* Challenge:
The data below needs to be returned exactly, line for line.

* Data lines:
<<<<
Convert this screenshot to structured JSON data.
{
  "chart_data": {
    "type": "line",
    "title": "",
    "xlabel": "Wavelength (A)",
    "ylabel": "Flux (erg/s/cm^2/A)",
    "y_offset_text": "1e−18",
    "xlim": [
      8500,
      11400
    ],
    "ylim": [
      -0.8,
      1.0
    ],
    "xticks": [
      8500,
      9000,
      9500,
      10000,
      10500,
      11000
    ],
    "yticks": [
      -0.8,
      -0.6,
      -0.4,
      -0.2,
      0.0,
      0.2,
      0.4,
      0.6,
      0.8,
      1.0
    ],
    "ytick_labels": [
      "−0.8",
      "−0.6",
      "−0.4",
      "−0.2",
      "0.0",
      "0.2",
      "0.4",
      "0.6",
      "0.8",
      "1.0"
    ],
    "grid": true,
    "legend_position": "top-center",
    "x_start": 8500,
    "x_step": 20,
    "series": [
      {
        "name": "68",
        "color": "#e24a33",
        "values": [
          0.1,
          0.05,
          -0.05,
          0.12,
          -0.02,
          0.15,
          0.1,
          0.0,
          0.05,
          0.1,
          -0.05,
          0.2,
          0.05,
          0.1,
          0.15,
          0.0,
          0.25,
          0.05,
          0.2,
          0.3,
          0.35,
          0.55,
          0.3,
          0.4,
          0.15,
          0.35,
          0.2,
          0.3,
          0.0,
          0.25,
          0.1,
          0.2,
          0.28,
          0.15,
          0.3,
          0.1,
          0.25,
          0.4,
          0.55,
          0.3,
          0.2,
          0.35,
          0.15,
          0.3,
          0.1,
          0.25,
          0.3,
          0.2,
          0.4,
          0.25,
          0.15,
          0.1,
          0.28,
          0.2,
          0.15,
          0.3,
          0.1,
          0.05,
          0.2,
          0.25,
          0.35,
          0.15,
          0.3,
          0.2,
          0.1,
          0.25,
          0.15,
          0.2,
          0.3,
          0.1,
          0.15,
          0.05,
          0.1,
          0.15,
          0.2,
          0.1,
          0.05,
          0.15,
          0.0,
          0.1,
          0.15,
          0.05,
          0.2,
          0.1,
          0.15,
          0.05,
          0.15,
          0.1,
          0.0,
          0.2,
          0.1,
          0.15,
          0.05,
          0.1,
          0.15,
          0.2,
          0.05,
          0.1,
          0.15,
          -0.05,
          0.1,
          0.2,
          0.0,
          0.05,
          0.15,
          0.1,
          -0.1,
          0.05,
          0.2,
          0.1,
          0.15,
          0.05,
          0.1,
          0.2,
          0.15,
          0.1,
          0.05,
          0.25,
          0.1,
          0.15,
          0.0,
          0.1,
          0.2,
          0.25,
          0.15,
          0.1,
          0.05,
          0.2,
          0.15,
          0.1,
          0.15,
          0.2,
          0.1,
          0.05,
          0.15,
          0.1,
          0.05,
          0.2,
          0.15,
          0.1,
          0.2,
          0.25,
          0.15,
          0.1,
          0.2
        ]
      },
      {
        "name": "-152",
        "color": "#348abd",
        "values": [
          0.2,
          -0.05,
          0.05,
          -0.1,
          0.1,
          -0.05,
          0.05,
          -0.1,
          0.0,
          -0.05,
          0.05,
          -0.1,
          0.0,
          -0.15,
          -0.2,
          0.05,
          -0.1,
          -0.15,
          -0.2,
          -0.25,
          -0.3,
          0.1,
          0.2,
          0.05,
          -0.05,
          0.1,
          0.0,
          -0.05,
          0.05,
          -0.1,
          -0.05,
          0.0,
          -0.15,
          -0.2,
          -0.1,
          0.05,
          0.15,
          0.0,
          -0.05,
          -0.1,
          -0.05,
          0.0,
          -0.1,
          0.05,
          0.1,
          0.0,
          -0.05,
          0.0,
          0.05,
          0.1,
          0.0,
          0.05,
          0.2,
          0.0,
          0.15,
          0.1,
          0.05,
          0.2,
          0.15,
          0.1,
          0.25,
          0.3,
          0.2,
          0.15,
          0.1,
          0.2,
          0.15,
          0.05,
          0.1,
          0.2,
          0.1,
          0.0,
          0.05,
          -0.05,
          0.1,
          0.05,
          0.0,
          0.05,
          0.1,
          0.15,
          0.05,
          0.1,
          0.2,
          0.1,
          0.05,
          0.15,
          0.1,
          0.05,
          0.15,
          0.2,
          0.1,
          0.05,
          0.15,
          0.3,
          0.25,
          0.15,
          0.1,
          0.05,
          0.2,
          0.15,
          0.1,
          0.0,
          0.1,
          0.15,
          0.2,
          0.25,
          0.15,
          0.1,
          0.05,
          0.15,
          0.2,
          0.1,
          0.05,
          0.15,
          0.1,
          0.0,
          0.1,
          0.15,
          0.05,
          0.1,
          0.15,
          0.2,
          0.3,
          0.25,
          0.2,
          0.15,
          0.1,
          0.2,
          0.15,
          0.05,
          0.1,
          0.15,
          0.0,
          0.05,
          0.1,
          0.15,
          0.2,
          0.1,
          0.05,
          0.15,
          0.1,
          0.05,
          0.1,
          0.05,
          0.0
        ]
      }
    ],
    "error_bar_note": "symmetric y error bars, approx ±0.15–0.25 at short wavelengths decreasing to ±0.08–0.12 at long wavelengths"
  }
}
>>>>
* Task response:
Convert this screenshot to structured JSON data.
{
  "chart_data": {
    "type": "line",
    "title": "",
    "xlabel": "Wavelength (A)",
    "ylabel": "Flux (erg/s/cm^2/A)",
    "y_offset_text": "1e−18",
    "xlim": [
      8500,
      11400
    ],
    "ylim": [
      -0.8,
      1.0
    ],
    "xticks": [
      8500,
      9000,
      9500,
      10000,
      10500,
      11000
    ],
    "yticks": [
      -0.8,
      -0.6,
      -0.4,
      -0.2,
      0.0,
      0.2,
      0.4,
      0.6,
      0.8,
      1.0
    ],
    "ytick_labels": [
      "−0.8",
      "−0.6",
      "−0.4",
      "−0.2",
      "0.0",
      "0.2",
      "0.4",
      "0.6",
      "0.8",
      "1.0"
    ],
    "grid": true,
    "legend_position": "top-center",
    "x_start": 8500,
    "x_step": 20,
    "series": [
      {
        "name": "68",
        "color": "#e24a33",
        "values": [
          0.1,
          0.05,
          -0.05,
          0.12,
          -0.02,
          0.15,
          0.1,
          0.0,
          0.05,
          0.1,
          -0.05,
          0.2,
          0.05,
          0.1,
          0.15,
          0.0,
          0.25,
          0.05,
          0.2,
          0.3,
          0.35,
          0.55,
          0.3,
          0.4,
          0.15,
          0.35,
          0.2,
          0.3,
          0.0,
          0.25,
          0.1,
          0.2,
          0.28,
          0.15,
          0.3,
          0.1,
          0.25,
          0.4,
          0.55,
          0.3,
          0.2,
          0.35,
          0.15,
          0.3,
          0.1,
          0.25,
          0.3,
          0.2,
          0.4,
          0.25,
          0.15,
          0.1,
          0.28,
          0.2,
          0.15,
          0.3,
          0.1,
          0.05,
          0.2,
          0.25,
          0.35,
          0.15,
          0.3,
          0.2,
          0.1,
          0.25,
          0.15,
          0.2,
          0.3,
          0.1,
          0.15,
          0.05,
          0.1,
          0.15,
          0.2,
          0.1,
          0.05,
          0.15,
          0.0,
          0.1,
          0.15,
          0.05,
          0.2,
          0.1,
          0.15,
          0.05,
          0.15,
          0.1,
          0.0,
          0.2,
          0.1,
          0.15,
          0.05,
          0.1,
          0.15,
          0.2,
          0.05,
          0.1,
          0.15,
          -0.05,
          0.1,
          0.2,
          0.0,
          0.05,
          0.15,
          0.1,
          -0.1,
          0.05,
          0.2,
          0.1,
          0.15,
          0.05,
          0.1,
          0.2,
          0.15,
          0.1,
          0.05,
          0.25,
          0.1,
          0.15,
          0.0,
          0.1,
          0.2,
          0.25,
          0.15,
          0.1,
          0.05,
          0.2,
          0.15,
          0.1,
          0.15,
          0.2,
          0.1,
          0.05,
          0.15,
          0.1,
          0.05,
          0.2,
          0.15,
          0.1,
          0.2,
          0.25,
          0.15,
          0.1,
          0.2
        ]
      },
      {
        "name": "-152",
        "color": "#348abd",
        "values": [
          0.2,
          -0.05,
          0.05,
          -0.1,
          0.1,
          -0.05,
          0.05,
          -0.1,
          0.0,
          -0.05,
          0.05,
          -0.1,
          0.0,
          -0.15,
          -0.2,
          0.05,
          -0.1,
          -0.15,
          -0.2,
          -0.25,
          -0.3,
          0.1,
          0.2,
          0.05,
          -0.05,
          0.1,
          0.0,
          -0.05,
          0.05,
          -0.1,
          -0.05,
          0.0,
          -0.15,
          -0.2,
          -0.1,
          0.05,
          0.15,
          0.0,
          -0.05,
          -0.1,
          -0.05,
          0.0,
          -0.1,
          0.05,
          0.1,
          0.0,
          -0.05,
          0.0,
          0.05,
          0.1,
          0.0,
          0.05,
          0.2,
          0.0,
          0.15,
          0.1,
          0.05,
          0.2,
          0.15,
          0.1,
          0.25,
          0.3,
          0.2,
          0.15,
          0.1,
          0.2,
          0.15,
          0.05,
          0.1,
          0.2,
          0.1,
          0.0,
          0.05,
          -0.05,
          0.1,
          0.05,
          0.0,
          0.05,
          0.1,
          0.15,
          0.05,
          0.1,
          0.2,
          0.1,
          0.05,
          0.15,
          0.1,
          0.05,
          0.15,
          0.2,
          0.1,
          0.05,
          0.15,
          0.3,
          0.25,
          0.15,
          0.1,
          0.05,
          0.2,
          0.15,
          0.1,
          0.0,
          0.1,
          0.15,
          0.2,
          0.25,
          0.15,
          0.1,
          0.05,
          0.15,
          0.2,
          0.1,
          0.05,
          0.15,
          0.1,
          0.0,
          0.1,
          0.15,
          0.05,
          0.1,
          0.15,
          0.2,
          0.3,
          0.25,
          0.2,
          0.15,
          0.1,
          0.2,
          0.15,
          0.05,
          0.1,
          0.15,
          0.0,
          0.05,
          0.1,
          0.15,
          0.2,
          0.1,
          0.05,
          0.15,
          0.1,
          0.05,
          0.1,
          0.05,
          0.0
        ]
      }
    ],
    "error_bar_note": "symmetric y error bars, approx ±0.15–0.25 at short wavelengths decreasing to ±0.08–0.12 at long wavelengths"
  }
}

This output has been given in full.